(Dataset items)
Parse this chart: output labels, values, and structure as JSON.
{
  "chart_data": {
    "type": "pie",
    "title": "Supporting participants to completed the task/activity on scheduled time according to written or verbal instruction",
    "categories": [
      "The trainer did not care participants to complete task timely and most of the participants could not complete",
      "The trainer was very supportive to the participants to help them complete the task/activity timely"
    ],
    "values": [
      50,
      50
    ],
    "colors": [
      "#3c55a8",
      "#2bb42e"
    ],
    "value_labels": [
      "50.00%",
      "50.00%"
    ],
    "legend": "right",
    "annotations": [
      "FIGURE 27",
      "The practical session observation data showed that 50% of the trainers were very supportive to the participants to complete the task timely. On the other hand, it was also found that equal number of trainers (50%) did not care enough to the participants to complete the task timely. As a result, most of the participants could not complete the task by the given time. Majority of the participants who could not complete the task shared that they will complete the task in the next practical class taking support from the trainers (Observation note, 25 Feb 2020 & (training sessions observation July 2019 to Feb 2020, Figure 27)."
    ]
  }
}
* * *
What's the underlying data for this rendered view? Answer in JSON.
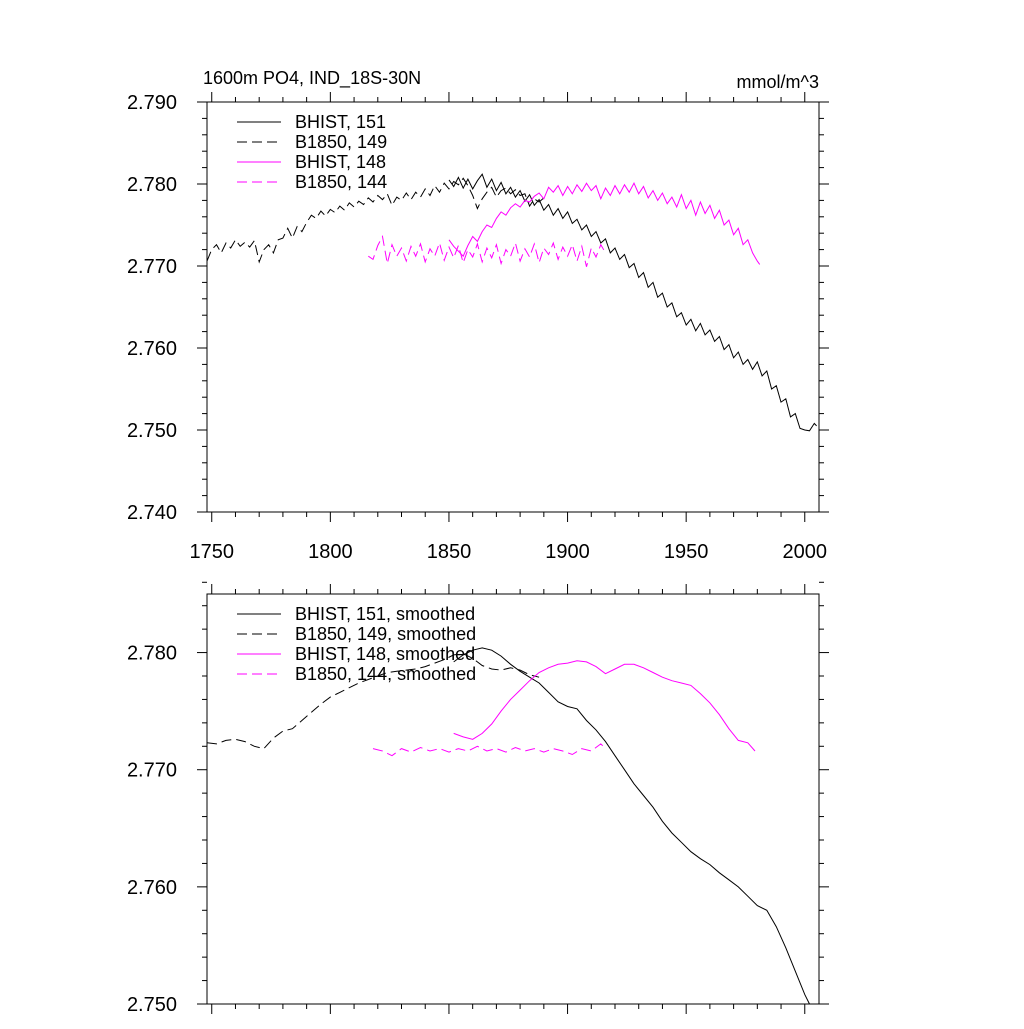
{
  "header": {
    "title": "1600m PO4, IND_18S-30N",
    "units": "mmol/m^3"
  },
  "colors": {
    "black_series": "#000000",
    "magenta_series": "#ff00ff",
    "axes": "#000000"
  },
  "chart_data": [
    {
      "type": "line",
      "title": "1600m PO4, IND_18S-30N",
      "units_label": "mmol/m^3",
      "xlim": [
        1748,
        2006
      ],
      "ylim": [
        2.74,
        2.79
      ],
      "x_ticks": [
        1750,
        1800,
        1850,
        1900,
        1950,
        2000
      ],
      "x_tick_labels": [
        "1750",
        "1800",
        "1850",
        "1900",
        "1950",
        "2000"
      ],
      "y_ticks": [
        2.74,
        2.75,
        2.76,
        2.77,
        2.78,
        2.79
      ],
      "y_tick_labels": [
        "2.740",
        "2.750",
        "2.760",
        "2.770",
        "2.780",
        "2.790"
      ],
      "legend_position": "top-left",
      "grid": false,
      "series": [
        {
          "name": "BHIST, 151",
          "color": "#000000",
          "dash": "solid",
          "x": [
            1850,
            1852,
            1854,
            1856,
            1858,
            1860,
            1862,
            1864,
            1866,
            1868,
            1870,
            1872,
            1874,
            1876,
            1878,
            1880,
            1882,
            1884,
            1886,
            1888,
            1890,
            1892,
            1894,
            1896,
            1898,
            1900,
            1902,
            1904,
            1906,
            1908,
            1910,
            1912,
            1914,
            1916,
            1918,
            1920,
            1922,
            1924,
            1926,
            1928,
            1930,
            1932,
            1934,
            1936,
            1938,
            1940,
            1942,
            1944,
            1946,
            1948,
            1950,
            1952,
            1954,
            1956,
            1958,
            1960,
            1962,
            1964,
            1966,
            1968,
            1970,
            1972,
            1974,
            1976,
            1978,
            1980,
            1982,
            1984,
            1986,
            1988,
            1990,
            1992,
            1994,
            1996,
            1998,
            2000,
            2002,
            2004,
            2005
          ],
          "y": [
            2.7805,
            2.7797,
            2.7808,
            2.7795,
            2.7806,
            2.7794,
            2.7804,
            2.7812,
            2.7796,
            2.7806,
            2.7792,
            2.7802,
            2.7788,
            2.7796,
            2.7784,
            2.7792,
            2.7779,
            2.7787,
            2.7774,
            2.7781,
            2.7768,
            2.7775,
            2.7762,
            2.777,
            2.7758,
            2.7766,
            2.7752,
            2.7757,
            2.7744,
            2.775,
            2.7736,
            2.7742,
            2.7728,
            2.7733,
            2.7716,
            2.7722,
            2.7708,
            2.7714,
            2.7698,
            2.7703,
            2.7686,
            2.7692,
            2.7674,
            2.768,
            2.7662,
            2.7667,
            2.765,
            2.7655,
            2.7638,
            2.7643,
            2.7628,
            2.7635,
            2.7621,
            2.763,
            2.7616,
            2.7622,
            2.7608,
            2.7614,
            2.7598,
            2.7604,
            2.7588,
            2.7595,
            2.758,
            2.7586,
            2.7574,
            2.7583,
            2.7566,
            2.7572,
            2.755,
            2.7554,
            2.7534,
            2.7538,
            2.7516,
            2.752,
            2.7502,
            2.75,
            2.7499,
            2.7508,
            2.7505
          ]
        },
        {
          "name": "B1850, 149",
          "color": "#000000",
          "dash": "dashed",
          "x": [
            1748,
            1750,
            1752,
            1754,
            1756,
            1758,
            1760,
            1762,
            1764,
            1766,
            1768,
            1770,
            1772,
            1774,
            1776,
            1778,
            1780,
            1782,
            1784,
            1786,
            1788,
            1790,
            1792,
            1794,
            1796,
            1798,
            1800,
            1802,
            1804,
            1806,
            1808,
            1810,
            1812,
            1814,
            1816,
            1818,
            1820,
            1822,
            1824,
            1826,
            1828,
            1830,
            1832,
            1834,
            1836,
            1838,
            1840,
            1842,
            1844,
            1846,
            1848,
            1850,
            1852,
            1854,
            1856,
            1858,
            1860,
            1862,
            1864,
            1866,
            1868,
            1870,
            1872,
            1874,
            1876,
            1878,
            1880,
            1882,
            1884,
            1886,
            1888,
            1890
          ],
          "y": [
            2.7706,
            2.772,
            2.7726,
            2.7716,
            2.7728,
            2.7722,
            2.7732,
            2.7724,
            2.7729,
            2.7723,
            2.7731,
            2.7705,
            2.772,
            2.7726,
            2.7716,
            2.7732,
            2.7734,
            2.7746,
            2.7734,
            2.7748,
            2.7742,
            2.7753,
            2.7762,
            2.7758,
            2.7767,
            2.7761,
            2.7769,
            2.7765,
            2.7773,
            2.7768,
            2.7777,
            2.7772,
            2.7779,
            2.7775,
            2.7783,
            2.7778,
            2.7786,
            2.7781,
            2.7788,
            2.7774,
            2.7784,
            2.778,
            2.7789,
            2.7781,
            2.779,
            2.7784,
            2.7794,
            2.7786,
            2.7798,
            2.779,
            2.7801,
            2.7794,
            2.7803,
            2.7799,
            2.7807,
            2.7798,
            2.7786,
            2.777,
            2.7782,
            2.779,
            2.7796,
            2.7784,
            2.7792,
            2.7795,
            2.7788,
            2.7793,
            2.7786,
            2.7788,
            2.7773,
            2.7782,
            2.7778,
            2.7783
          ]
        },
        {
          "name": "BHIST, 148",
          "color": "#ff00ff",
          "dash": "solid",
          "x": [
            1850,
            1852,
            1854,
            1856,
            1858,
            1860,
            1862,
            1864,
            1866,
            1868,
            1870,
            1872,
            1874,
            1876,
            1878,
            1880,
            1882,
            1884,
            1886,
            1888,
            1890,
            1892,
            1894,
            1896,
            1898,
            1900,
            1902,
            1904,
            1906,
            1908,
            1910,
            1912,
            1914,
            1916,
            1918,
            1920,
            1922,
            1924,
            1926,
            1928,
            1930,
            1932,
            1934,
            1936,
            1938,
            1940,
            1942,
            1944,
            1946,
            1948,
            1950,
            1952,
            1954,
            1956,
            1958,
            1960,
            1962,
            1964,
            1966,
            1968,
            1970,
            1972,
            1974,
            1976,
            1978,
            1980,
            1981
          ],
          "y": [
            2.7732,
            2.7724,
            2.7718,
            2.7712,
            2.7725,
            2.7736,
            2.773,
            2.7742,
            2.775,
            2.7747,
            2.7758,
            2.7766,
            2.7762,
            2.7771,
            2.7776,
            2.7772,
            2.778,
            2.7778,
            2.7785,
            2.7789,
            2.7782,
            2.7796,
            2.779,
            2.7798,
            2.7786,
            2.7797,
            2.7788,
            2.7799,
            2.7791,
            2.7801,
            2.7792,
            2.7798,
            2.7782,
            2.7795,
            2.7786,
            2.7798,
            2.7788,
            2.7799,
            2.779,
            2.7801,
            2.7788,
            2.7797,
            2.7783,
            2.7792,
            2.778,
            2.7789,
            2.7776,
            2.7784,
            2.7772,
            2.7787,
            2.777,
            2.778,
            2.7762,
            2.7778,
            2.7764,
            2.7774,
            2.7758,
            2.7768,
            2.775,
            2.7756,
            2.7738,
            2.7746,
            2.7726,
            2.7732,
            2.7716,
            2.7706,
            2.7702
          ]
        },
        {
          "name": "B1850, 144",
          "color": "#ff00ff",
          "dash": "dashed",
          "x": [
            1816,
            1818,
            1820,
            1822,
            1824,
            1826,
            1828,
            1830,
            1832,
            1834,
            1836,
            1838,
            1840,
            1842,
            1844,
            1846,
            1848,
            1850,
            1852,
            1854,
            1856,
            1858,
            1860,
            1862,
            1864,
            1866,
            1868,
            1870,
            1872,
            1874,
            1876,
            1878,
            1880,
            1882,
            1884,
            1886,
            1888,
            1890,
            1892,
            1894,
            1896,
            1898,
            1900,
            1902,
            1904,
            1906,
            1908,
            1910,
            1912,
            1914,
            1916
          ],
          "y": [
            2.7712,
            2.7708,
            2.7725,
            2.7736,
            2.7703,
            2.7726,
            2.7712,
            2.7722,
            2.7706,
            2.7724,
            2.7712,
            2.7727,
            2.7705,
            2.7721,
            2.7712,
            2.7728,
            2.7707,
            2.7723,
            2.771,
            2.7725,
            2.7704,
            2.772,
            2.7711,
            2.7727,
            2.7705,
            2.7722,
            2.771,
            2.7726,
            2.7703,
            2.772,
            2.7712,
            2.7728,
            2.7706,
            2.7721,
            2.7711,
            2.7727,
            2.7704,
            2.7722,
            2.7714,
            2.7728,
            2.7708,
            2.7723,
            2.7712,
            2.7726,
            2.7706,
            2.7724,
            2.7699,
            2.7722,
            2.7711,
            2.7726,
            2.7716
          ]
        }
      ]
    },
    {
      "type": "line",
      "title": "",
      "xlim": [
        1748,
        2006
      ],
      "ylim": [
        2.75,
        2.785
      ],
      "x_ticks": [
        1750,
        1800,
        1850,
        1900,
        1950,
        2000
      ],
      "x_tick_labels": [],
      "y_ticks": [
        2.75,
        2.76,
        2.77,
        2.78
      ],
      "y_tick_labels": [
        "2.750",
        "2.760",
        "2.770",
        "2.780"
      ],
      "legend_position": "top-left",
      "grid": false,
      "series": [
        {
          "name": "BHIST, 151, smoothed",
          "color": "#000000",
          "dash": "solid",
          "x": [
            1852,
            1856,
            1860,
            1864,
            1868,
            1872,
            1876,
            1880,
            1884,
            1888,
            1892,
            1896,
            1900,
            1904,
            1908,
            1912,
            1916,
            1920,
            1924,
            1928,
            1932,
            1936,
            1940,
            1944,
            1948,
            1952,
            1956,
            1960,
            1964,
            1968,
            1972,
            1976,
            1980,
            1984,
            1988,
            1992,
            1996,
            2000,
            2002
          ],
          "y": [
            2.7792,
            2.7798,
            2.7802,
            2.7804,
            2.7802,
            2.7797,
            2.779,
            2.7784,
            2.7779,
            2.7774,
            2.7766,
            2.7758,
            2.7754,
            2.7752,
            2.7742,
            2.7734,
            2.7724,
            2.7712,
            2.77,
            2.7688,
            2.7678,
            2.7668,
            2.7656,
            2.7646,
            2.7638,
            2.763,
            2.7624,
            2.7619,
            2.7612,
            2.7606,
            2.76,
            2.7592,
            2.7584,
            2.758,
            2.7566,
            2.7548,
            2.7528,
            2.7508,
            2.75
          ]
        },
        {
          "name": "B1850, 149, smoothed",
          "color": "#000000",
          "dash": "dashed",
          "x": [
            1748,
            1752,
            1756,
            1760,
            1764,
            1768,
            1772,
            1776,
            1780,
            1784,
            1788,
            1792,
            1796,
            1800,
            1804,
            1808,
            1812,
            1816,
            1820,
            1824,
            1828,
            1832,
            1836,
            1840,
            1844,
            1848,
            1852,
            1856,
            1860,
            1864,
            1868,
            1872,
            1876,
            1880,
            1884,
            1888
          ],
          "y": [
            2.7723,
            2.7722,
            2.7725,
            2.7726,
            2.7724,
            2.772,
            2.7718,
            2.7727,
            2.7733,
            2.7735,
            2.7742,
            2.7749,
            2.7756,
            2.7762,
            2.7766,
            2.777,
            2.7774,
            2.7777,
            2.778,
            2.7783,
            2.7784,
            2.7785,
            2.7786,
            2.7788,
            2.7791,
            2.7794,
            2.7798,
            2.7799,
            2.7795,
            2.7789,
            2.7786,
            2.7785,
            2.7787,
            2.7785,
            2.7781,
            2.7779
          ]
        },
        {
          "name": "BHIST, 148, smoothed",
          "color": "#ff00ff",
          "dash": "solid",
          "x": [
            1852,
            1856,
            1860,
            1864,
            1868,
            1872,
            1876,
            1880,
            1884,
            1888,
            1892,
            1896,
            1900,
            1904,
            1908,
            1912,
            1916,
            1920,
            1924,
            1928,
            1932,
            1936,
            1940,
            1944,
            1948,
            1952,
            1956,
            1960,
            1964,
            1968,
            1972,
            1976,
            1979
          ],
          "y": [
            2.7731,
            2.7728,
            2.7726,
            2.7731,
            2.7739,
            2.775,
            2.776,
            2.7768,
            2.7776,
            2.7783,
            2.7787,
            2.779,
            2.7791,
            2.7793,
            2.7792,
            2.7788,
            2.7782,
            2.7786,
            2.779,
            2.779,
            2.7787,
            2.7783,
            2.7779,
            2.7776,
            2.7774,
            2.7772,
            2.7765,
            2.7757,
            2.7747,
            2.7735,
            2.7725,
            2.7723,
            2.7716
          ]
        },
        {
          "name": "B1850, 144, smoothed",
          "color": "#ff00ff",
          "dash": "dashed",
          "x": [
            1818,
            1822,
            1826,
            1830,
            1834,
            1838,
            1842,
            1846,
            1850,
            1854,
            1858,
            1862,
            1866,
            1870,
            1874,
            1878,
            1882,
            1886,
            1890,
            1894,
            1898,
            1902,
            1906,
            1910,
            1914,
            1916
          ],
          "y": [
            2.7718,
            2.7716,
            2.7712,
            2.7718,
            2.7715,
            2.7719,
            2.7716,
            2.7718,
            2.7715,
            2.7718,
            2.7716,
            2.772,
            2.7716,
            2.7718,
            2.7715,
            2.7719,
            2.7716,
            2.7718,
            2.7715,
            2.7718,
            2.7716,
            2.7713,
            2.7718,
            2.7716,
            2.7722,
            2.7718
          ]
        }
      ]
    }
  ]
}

DESCRIPTION OF THE TASK — Copy every line of the data that holds the string "timely".

OUTPUT OF THE TASK —
      "The trainer did not care participants to complete task timely and most of the participants could not complete",
      "The trainer was very supportive to the participants to help them complete the task/activity timely"
      "The practical session observation data showed that 50% of the trainers were very supportive to the participants to complete the task timely. On the other hand, it was also found that equal number of trainers (50%) did not care enough to the participants to complete the task timely. As a result, most of the participants could not complete the task by the given time. Majority of the participants who could not complete the task shared that they will complete the task in the next practical class taking support from the trainers (Observation note, 25 Feb 2020 & (training sessions observation July 2019 to Feb 2020, Figure 27)."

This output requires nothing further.